■ DATA EXTRACT
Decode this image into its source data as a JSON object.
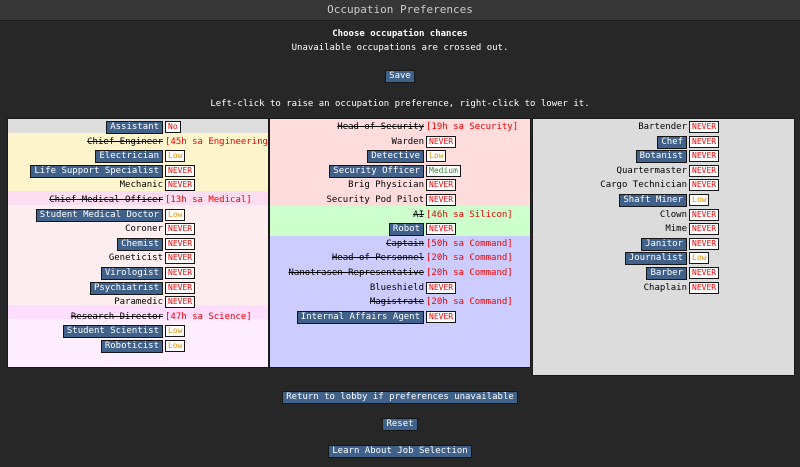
{
  "window": {
    "title": "Occupation Preferences"
  },
  "header": {
    "heading": "Choose occupation chances",
    "subheading": "Unavailable occupations are crossed out.",
    "save_label": "Save",
    "instructions": "Left-click to raise an occupation preference, right-click to lower it."
  },
  "colors": {
    "button": "#40628a",
    "never": "#ee0000",
    "low": "#e09000",
    "medium": "#3a8a3a",
    "command": "#ccccff",
    "security": "#ffdddd",
    "engineering": "#fff5cc",
    "medical": "#ffeef0",
    "science": "#ffeeff",
    "silicon": "#ccffcc",
    "civilian": "#dddddd"
  },
  "columns": [
    {
      "rows": [
        {
          "job": "Assistant",
          "button": true,
          "pref": "No",
          "style": "no"
        },
        {
          "job": "Chief Engineer",
          "struck": true,
          "reason": "[45h sa Engineering]"
        },
        {
          "job": "Electrician",
          "button": true,
          "pref": "Low",
          "style": "low"
        },
        {
          "job": "Life Support Specialist",
          "button": true,
          "pref": "NEVER",
          "style": "never"
        },
        {
          "job": "Mechanic",
          "pref": "NEVER",
          "style": "never"
        },
        {
          "job": "Chief Medical Officer",
          "struck": true,
          "reason": "[13h sa Medical]"
        },
        {
          "job": "Student Medical Doctor",
          "button": true,
          "pref": "Low",
          "style": "low"
        },
        {
          "job": "Coroner",
          "pref": "NEVER",
          "style": "never"
        },
        {
          "job": "Chemist",
          "button": true,
          "pref": "NEVER",
          "style": "never"
        },
        {
          "job": "Geneticist",
          "pref": "NEVER",
          "style": "never"
        },
        {
          "job": "Virologist",
          "button": true,
          "pref": "NEVER",
          "style": "never"
        },
        {
          "job": "Psychiatrist",
          "button": true,
          "pref": "NEVER",
          "style": "never"
        },
        {
          "job": "Paramedic",
          "pref": "NEVER",
          "style": "never"
        },
        {
          "job": "Research Director",
          "struck": true,
          "reason": "[47h sa Science]"
        },
        {
          "job": "Student Scientist",
          "button": true,
          "pref": "Low",
          "style": "low"
        },
        {
          "job": "Roboticist",
          "button": true,
          "pref": "Low",
          "style": "low"
        }
      ]
    },
    {
      "rows": [
        {
          "job": "Head of Security",
          "struck": true,
          "reason": "[19h sa Security]"
        },
        {
          "job": "Warden",
          "pref": "NEVER",
          "style": "never"
        },
        {
          "job": "Detective",
          "button": true,
          "pref": "Low",
          "style": "low"
        },
        {
          "job": "Security Officer",
          "button": true,
          "pref": "Medium",
          "style": "medium"
        },
        {
          "job": "Brig Physician",
          "pref": "NEVER",
          "style": "never"
        },
        {
          "job": "Security Pod Pilot",
          "pref": "NEVER",
          "style": "never"
        },
        {
          "job": "AI",
          "struck": true,
          "reason": "[46h sa Silicon]"
        },
        {
          "job": "Robot",
          "button": true,
          "pref": "NEVER",
          "style": "never"
        },
        {
          "job": "Captain",
          "struck": true,
          "reason": "[50h sa Command]"
        },
        {
          "job": "Head of Personnel",
          "struck": true,
          "reason": "[20h sa Command]"
        },
        {
          "job": "Nanotrasen Representative",
          "struck": true,
          "reason": "[20h sa Command]"
        },
        {
          "job": "Blueshield",
          "pref": "NEVER",
          "style": "never"
        },
        {
          "job": "Magistrate",
          "struck": true,
          "reason": "[20h sa Command]"
        },
        {
          "job": "Internal Affairs Agent",
          "button": true,
          "pref": "NEVER",
          "style": "never"
        }
      ]
    },
    {
      "rows": [
        {
          "job": "Bartender",
          "pref": "NEVER",
          "style": "never"
        },
        {
          "job": "Chef",
          "button": true,
          "pref": "NEVER",
          "style": "never"
        },
        {
          "job": "Botanist",
          "button": true,
          "pref": "NEVER",
          "style": "never"
        },
        {
          "job": "Quartermaster",
          "pref": "NEVER",
          "style": "never"
        },
        {
          "job": "Cargo Technician",
          "pref": "NEVER",
          "style": "never"
        },
        {
          "job": "Shaft Miner",
          "button": true,
          "pref": "Low",
          "style": "low"
        },
        {
          "job": "Clown",
          "pref": "NEVER",
          "style": "never"
        },
        {
          "job": "Mime",
          "pref": "NEVER",
          "style": "never"
        },
        {
          "job": "Janitor",
          "button": true,
          "pref": "NEVER",
          "style": "never"
        },
        {
          "job": "Journalist",
          "button": true,
          "pref": "Low",
          "style": "low"
        },
        {
          "job": "Barber",
          "button": true,
          "pref": "NEVER",
          "style": "never"
        },
        {
          "job": "Chaplain",
          "pref": "NEVER",
          "style": "never"
        }
      ]
    }
  ],
  "footer": {
    "return_label": "Return to lobby if preferences unavailable",
    "reset_label": "Reset",
    "learn_label": "Learn About Job Selection"
  }
}
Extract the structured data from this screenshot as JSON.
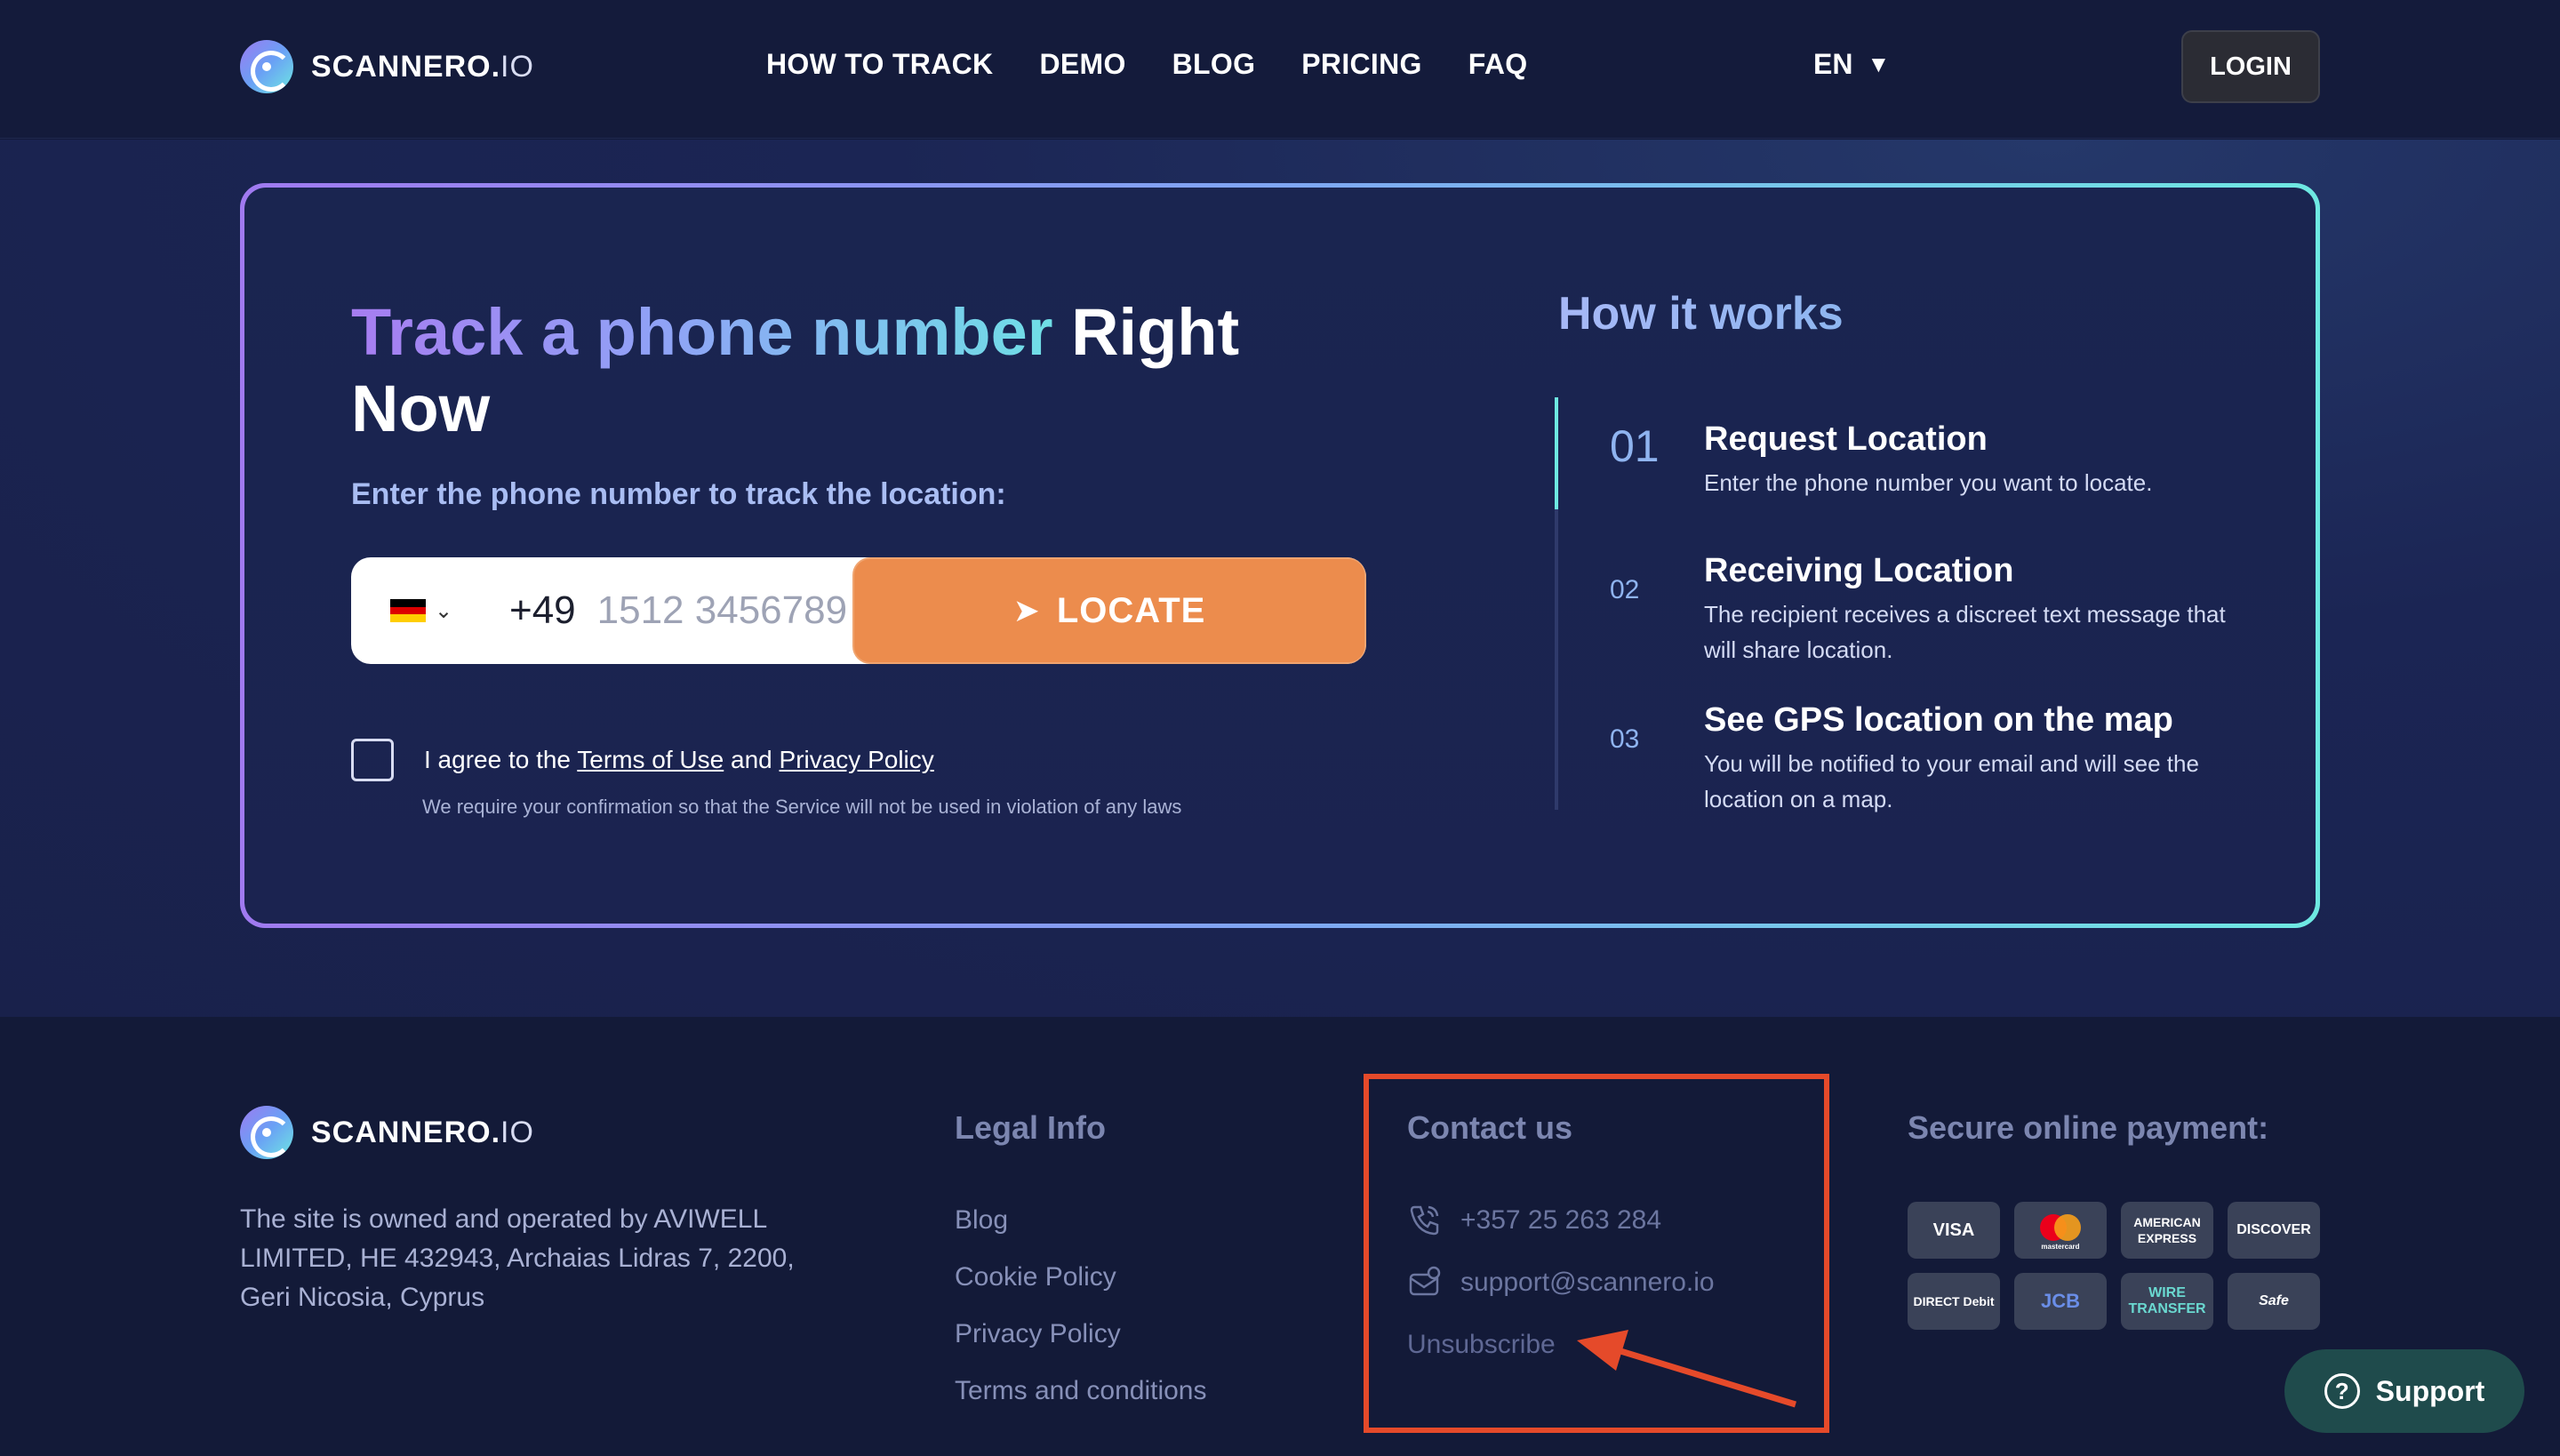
{
  "brand": {
    "name": "SCANNERO.",
    "suffix": "IO"
  },
  "nav": [
    {
      "label": "HOW TO TRACK"
    },
    {
      "label": "DEMO"
    },
    {
      "label": "BLOG"
    },
    {
      "label": "PRICING"
    },
    {
      "label": "FAQ"
    }
  ],
  "language": {
    "label": "EN",
    "caret": "▼"
  },
  "login": {
    "label": "LOGIN"
  },
  "hero": {
    "title_part1": "Track a phone number",
    "title_part2": "Right Now",
    "subtitle": "Enter the phone number to track the location:",
    "country_flag": "germany-flag",
    "dial_code": "+49",
    "phone_placeholder": "1512 3456789",
    "locate_label": "LOCATE",
    "agree_prefix": "I agree to the",
    "terms_link": "Terms of Use",
    "and_text": "and",
    "privacy_link": "Privacy Policy",
    "agree_note": "We require your confirmation so that the Service will not be used in violation of any laws"
  },
  "how_it_works": {
    "title": "How it works",
    "steps": [
      {
        "num": "01",
        "title": "Request Location",
        "desc": "Enter the phone number you want to locate."
      },
      {
        "num": "02",
        "title": "Receiving Location",
        "desc": "The recipient receives a discreet text message that will share location."
      },
      {
        "num": "03",
        "title": "See GPS location on the map",
        "desc": "You will be notified to your email and will see the location on a map."
      }
    ]
  },
  "footer": {
    "about": "The site is owned and operated by AVIWELL LIMITED, HE 432943, Archaias Lidras 7, 2200, Geri Nicosia, Cyprus",
    "legal_title": "Legal Info",
    "legal_links": [
      "Blog",
      "Cookie Policy",
      "Privacy Policy",
      "Terms and conditions"
    ],
    "contact_title": "Contact us",
    "phone": "+357 25 263 284",
    "email": "support@scannero.io",
    "unsubscribe": "Unsubscribe",
    "payment_title": "Secure online payment:",
    "payments": [
      {
        "label": "VISA",
        "color": "#3a4258"
      },
      {
        "label": "mastercard",
        "color": "#3a4258"
      },
      {
        "label": "AMERICAN EXPRESS",
        "color": "#3a4258"
      },
      {
        "label": "DISCOVER",
        "color": "#3a4258"
      },
      {
        "label": "DIRECT Debit",
        "color": "#3a4258"
      },
      {
        "label": "JCB",
        "color": "#3a4258"
      },
      {
        "label": "WIRE TRANSFER",
        "color": "#3a4258"
      },
      {
        "label": "Safe",
        "color": "#3a4258"
      }
    ]
  },
  "support": {
    "label": "Support"
  },
  "colors": {
    "accent_orange": "#ec8c4d",
    "annotation_red": "#e54a2a",
    "gradient_start": "#a07af0",
    "gradient_end": "#6ee9e2"
  }
}
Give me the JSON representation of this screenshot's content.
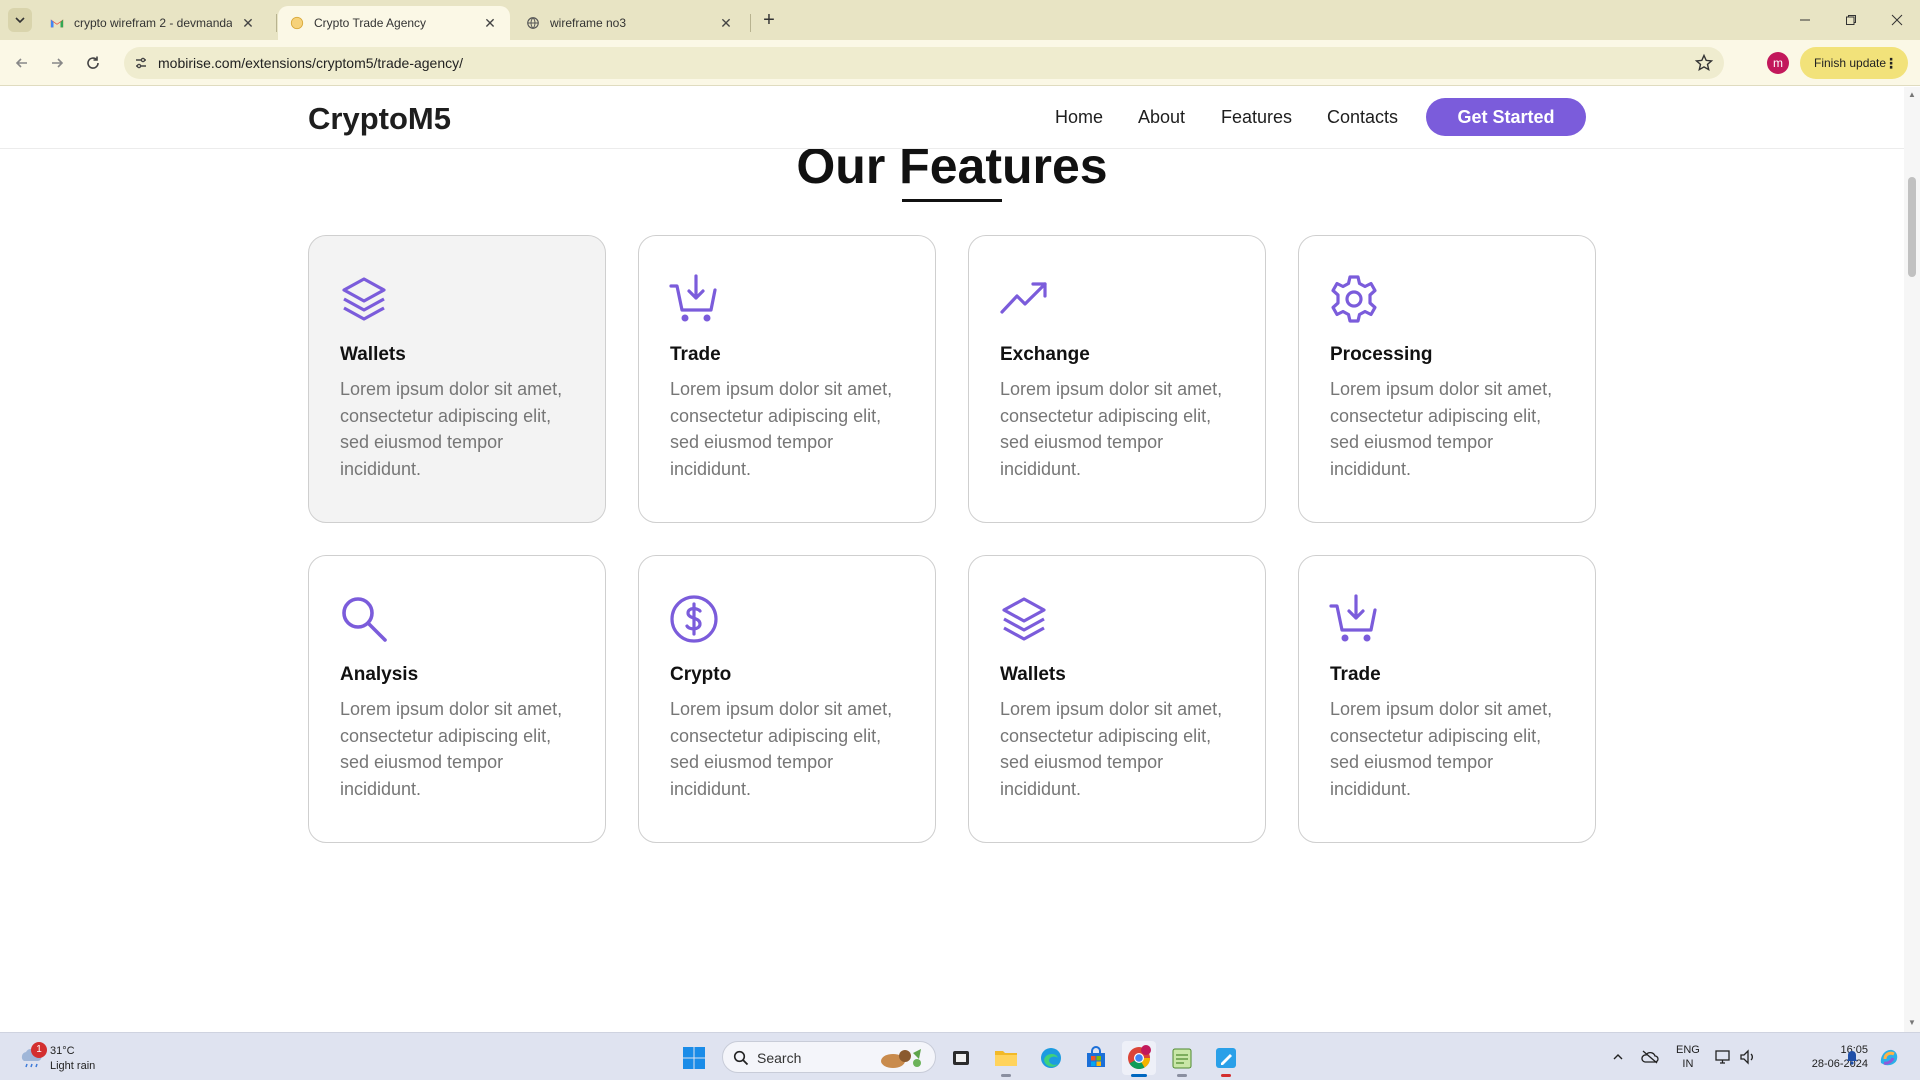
{
  "browser": {
    "tabs": [
      {
        "title": "crypto wirefram 2 - devmandan",
        "favicon": "gmail-icon",
        "active": false
      },
      {
        "title": "Crypto Trade Agency",
        "favicon": "site-favicon",
        "active": true
      },
      {
        "title": "wireframe no3",
        "favicon": "globe-icon",
        "active": false
      }
    ],
    "url": "mobirise.com/extensions/cryptom5/trade-agency/",
    "profile_initial": "m",
    "update_label": "Finish update"
  },
  "site": {
    "brand": "CryptoM5",
    "nav": [
      "Home",
      "About",
      "Features",
      "Contacts"
    ],
    "cta": "Get Started",
    "accent": "#7b5cdb"
  },
  "features": {
    "title": "Our Features",
    "cards": [
      {
        "title": "Wallets",
        "icon": "layers-icon",
        "desc": "Lorem ipsum dolor sit amet, consectetur adipiscing elit, sed eiusmod tempor incididunt."
      },
      {
        "title": "Trade",
        "icon": "cart-download-icon",
        "desc": "Lorem ipsum dolor sit amet, consectetur adipiscing elit, sed eiusmod tempor incididunt."
      },
      {
        "title": "Exchange",
        "icon": "trending-up-icon",
        "desc": "Lorem ipsum dolor sit amet, consectetur adipiscing elit, sed eiusmod tempor incididunt."
      },
      {
        "title": "Processing",
        "icon": "gear-icon",
        "desc": "Lorem ipsum dolor sit amet, consectetur adipiscing elit, sed eiusmod tempor incididunt."
      },
      {
        "title": "Analysis",
        "icon": "search-icon",
        "desc": "Lorem ipsum dolor sit amet, consectetur adipiscing elit, sed eiusmod tempor incididunt."
      },
      {
        "title": "Crypto",
        "icon": "dollar-circle-icon",
        "desc": "Lorem ipsum dolor sit amet, consectetur adipiscing elit, sed eiusmod tempor incididunt."
      },
      {
        "title": "Wallets",
        "icon": "layers-icon",
        "desc": "Lorem ipsum dolor sit amet, consectetur adipiscing elit, sed eiusmod tempor incididunt."
      },
      {
        "title": "Trade",
        "icon": "cart-download-icon",
        "desc": "Lorem ipsum dolor sit amet, consectetur adipiscing elit, sed eiusmod tempor incididunt."
      }
    ]
  },
  "taskbar": {
    "weather_badge": "1",
    "temperature": "31°C",
    "condition": "Light rain",
    "search_label": "Search",
    "lang_line1": "ENG",
    "lang_line2": "IN",
    "time": "16:05",
    "date": "28-06-2024"
  }
}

■ WHAT YOU ARE ASKED TO DO
Pick out lines containing the word "Chief", each one as written.

■ ANSWER BELOW
          "job": "Chief Engineer",
          "job": "Chief Medical Officer",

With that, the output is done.